Each record below is to be copied word for word, with pictures removed.

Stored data
§ §
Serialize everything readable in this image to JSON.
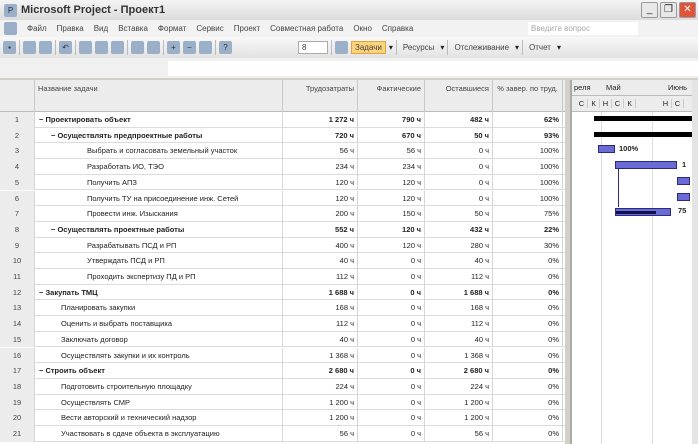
{
  "window": {
    "title": "Microsoft Project - Проект1"
  },
  "menu": [
    "Файл",
    "Правка",
    "Вид",
    "Вставка",
    "Формат",
    "Сервис",
    "Проект",
    "Совместная работа",
    "Окно",
    "Справка"
  ],
  "ask_placeholder": "Введите вопрос",
  "toolbar": {
    "font_size": "8",
    "tasks": "Задачи",
    "resources": "Ресурсы",
    "tracking": "Отслеживание",
    "report": "Отчет"
  },
  "columns": {
    "name": "Название задачи",
    "work": "Трудозатраты",
    "actual": "Фактические",
    "remaining": "Оставшиеся",
    "pct": "% завер. по труд."
  },
  "rows": [
    {
      "id": "1",
      "name": "Проектировать объект",
      "work": "1 272 ч",
      "actual": "790 ч",
      "remaining": "482 ч",
      "pct": "62%",
      "summary": true,
      "level": 0
    },
    {
      "id": "2",
      "name": "Осуществлять предпроектные работы",
      "work": "720 ч",
      "actual": "670 ч",
      "remaining": "50 ч",
      "pct": "93%",
      "summary": true,
      "level": 1
    },
    {
      "id": "3",
      "name": "Выбрать и согласовать земельный участок",
      "work": "56 ч",
      "actual": "56 ч",
      "remaining": "0 ч",
      "pct": "100%",
      "level": 2
    },
    {
      "id": "4",
      "name": "Разработать ИО, ТЭО",
      "work": "234 ч",
      "actual": "234 ч",
      "remaining": "0 ч",
      "pct": "100%",
      "level": 2
    },
    {
      "id": "5",
      "name": "Получить АПЗ",
      "work": "120 ч",
      "actual": "120 ч",
      "remaining": "0 ч",
      "pct": "100%",
      "level": 2
    },
    {
      "id": "6",
      "name": "Получить ТУ на присоединение инж. Сетей",
      "work": "120 ч",
      "actual": "120 ч",
      "remaining": "0 ч",
      "pct": "100%",
      "level": 2
    },
    {
      "id": "7",
      "name": "Провести инж. Изыскания",
      "work": "200 ч",
      "actual": "150 ч",
      "remaining": "50 ч",
      "pct": "75%",
      "level": 2
    },
    {
      "id": "8",
      "name": "Осуществлять проектные работы",
      "work": "552 ч",
      "actual": "120 ч",
      "remaining": "432 ч",
      "pct": "22%",
      "summary": true,
      "level": 1
    },
    {
      "id": "9",
      "name": "Разрабатывать ПСД и РП",
      "work": "400 ч",
      "actual": "120 ч",
      "remaining": "280 ч",
      "pct": "30%",
      "level": 2
    },
    {
      "id": "10",
      "name": "Утверждать ПСД и РП",
      "work": "40 ч",
      "actual": "0 ч",
      "remaining": "40 ч",
      "pct": "0%",
      "level": 2
    },
    {
      "id": "11",
      "name": "Проходить экспертизу ПД и РП",
      "work": "112 ч",
      "actual": "0 ч",
      "remaining": "112 ч",
      "pct": "0%",
      "level": 2
    },
    {
      "id": "12",
      "name": "Закупать ТМЦ",
      "work": "1 688 ч",
      "actual": "0 ч",
      "remaining": "1 688 ч",
      "pct": "0%",
      "summary": true,
      "level": 0
    },
    {
      "id": "13",
      "name": "Планировать закупки",
      "work": "168 ч",
      "actual": "0 ч",
      "remaining": "168 ч",
      "pct": "0%",
      "level": 1
    },
    {
      "id": "14",
      "name": "Оценить и выбрать поставщика",
      "work": "112 ч",
      "actual": "0 ч",
      "remaining": "112 ч",
      "pct": "0%",
      "level": 1
    },
    {
      "id": "15",
      "name": "Заключать договор",
      "work": "40 ч",
      "actual": "0 ч",
      "remaining": "40 ч",
      "pct": "0%",
      "level": 1
    },
    {
      "id": "16",
      "name": "Осуществлять закупки и их контроль",
      "work": "1 368 ч",
      "actual": "0 ч",
      "remaining": "1 368 ч",
      "pct": "0%",
      "level": 1
    },
    {
      "id": "17",
      "name": "Строить объект",
      "work": "2 680 ч",
      "actual": "0 ч",
      "remaining": "2 680 ч",
      "pct": "0%",
      "summary": true,
      "level": 0
    },
    {
      "id": "18",
      "name": "Подготовить строительную площадку",
      "work": "224 ч",
      "actual": "0 ч",
      "remaining": "224 ч",
      "pct": "0%",
      "level": 1
    },
    {
      "id": "19",
      "name": "Осуществлять СМР",
      "work": "1 200 ч",
      "actual": "0 ч",
      "remaining": "1 200 ч",
      "pct": "0%",
      "level": 1
    },
    {
      "id": "20",
      "name": "Вести авторский и технический надзор",
      "work": "1 200 ч",
      "actual": "0 ч",
      "remaining": "1 200 ч",
      "pct": "0%",
      "level": 1
    },
    {
      "id": "21",
      "name": "Участвовать в сдаче объекта в эксплуатацию",
      "work": "56 ч",
      "actual": "0 ч",
      "remaining": "56 ч",
      "pct": "0%",
      "level": 1
    }
  ],
  "gantt": {
    "months": [
      "реля",
      "Май",
      "Июнь"
    ],
    "days": [
      "С",
      "К",
      "Н",
      "С",
      "К",
      "Н",
      "С"
    ],
    "labels": {
      "task3": "100%",
      "task4": "1",
      "task7": "75"
    },
    "bar_color": "#6b6bd6"
  }
}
§ §
* FINAL RESULT
Serialize everything readable in this image to JSON.
{
  "window": {
    "title": "Microsoft Project - Проект1"
  },
  "menu": [
    "Файл",
    "Правка",
    "Вид",
    "Вставка",
    "Формат",
    "Сервис",
    "Проект",
    "Совместная работа",
    "Окно",
    "Справка"
  ],
  "ask_placeholder": "Введите вопрос",
  "toolbar": {
    "font_size": "8",
    "tasks": "Задачи",
    "resources": "Ресурсы",
    "tracking": "Отслеживание",
    "report": "Отчет"
  },
  "columns": {
    "name": "Название задачи",
    "work": "Трудозатраты",
    "actual": "Фактические",
    "remaining": "Оставшиеся",
    "pct": "% завер. по труд."
  },
  "rows": [
    {
      "id": "1",
      "name": "Проектировать объект",
      "work": "1 272 ч",
      "actual": "790 ч",
      "remaining": "482 ч",
      "pct": "62%",
      "summary": true,
      "level": 0
    },
    {
      "id": "2",
      "name": "Осуществлять предпроектные работы",
      "work": "720 ч",
      "actual": "670 ч",
      "remaining": "50 ч",
      "pct": "93%",
      "summary": true,
      "level": 1
    },
    {
      "id": "3",
      "name": "Выбрать и согласовать земельный участок",
      "work": "56 ч",
      "actual": "56 ч",
      "remaining": "0 ч",
      "pct": "100%",
      "level": 2
    },
    {
      "id": "4",
      "name": "Разработать ИО, ТЭО",
      "work": "234 ч",
      "actual": "234 ч",
      "remaining": "0 ч",
      "pct": "100%",
      "level": 2
    },
    {
      "id": "5",
      "name": "Получить АПЗ",
      "work": "120 ч",
      "actual": "120 ч",
      "remaining": "0 ч",
      "pct": "100%",
      "level": 2
    },
    {
      "id": "6",
      "name": "Получить ТУ на присоединение инж. Сетей",
      "work": "120 ч",
      "actual": "120 ч",
      "remaining": "0 ч",
      "pct": "100%",
      "level": 2
    },
    {
      "id": "7",
      "name": "Провести инж. Изыскания",
      "work": "200 ч",
      "actual": "150 ч",
      "remaining": "50 ч",
      "pct": "75%",
      "level": 2
    },
    {
      "id": "8",
      "name": "Осуществлять проектные работы",
      "work": "552 ч",
      "actual": "120 ч",
      "remaining": "432 ч",
      "pct": "22%",
      "summary": true,
      "level": 1
    },
    {
      "id": "9",
      "name": "Разрабатывать ПСД и РП",
      "work": "400 ч",
      "actual": "120 ч",
      "remaining": "280 ч",
      "pct": "30%",
      "level": 2
    },
    {
      "id": "10",
      "name": "Утверждать ПСД и РП",
      "work": "40 ч",
      "actual": "0 ч",
      "remaining": "40 ч",
      "pct": "0%",
      "level": 2
    },
    {
      "id": "11",
      "name": "Проходить экспертизу ПД и РП",
      "work": "112 ч",
      "actual": "0 ч",
      "remaining": "112 ч",
      "pct": "0%",
      "level": 2
    },
    {
      "id": "12",
      "name": "Закупать ТМЦ",
      "work": "1 688 ч",
      "actual": "0 ч",
      "remaining": "1 688 ч",
      "pct": "0%",
      "summary": true,
      "level": 0
    },
    {
      "id": "13",
      "name": "Планировать закупки",
      "work": "168 ч",
      "actual": "0 ч",
      "remaining": "168 ч",
      "pct": "0%",
      "level": 1
    },
    {
      "id": "14",
      "name": "Оценить и выбрать поставщика",
      "work": "112 ч",
      "actual": "0 ч",
      "remaining": "112 ч",
      "pct": "0%",
      "level": 1
    },
    {
      "id": "15",
      "name": "Заключать договор",
      "work": "40 ч",
      "actual": "0 ч",
      "remaining": "40 ч",
      "pct": "0%",
      "level": 1
    },
    {
      "id": "16",
      "name": "Осуществлять закупки и их контроль",
      "work": "1 368 ч",
      "actual": "0 ч",
      "remaining": "1 368 ч",
      "pct": "0%",
      "level": 1
    },
    {
      "id": "17",
      "name": "Строить объект",
      "work": "2 680 ч",
      "actual": "0 ч",
      "remaining": "2 680 ч",
      "pct": "0%",
      "summary": true,
      "level": 0
    },
    {
      "id": "18",
      "name": "Подготовить строительную площадку",
      "work": "224 ч",
      "actual": "0 ч",
      "remaining": "224 ч",
      "pct": "0%",
      "level": 1
    },
    {
      "id": "19",
      "name": "Осуществлять СМР",
      "work": "1 200 ч",
      "actual": "0 ч",
      "remaining": "1 200 ч",
      "pct": "0%",
      "level": 1
    },
    {
      "id": "20",
      "name": "Вести авторский и технический надзор",
      "work": "1 200 ч",
      "actual": "0 ч",
      "remaining": "1 200 ч",
      "pct": "0%",
      "level": 1
    },
    {
      "id": "21",
      "name": "Участвовать в сдаче объекта в эксплуатацию",
      "work": "56 ч",
      "actual": "0 ч",
      "remaining": "56 ч",
      "pct": "0%",
      "level": 1
    }
  ],
  "gantt": {
    "months": [
      "реля",
      "Май",
      "Июнь"
    ],
    "days": [
      "С",
      "К",
      "Н",
      "С",
      "К",
      "Н",
      "С"
    ],
    "labels": {
      "task3": "100%",
      "task4": "1",
      "task7": "75"
    },
    "bar_color": "#6b6bd6"
  }
}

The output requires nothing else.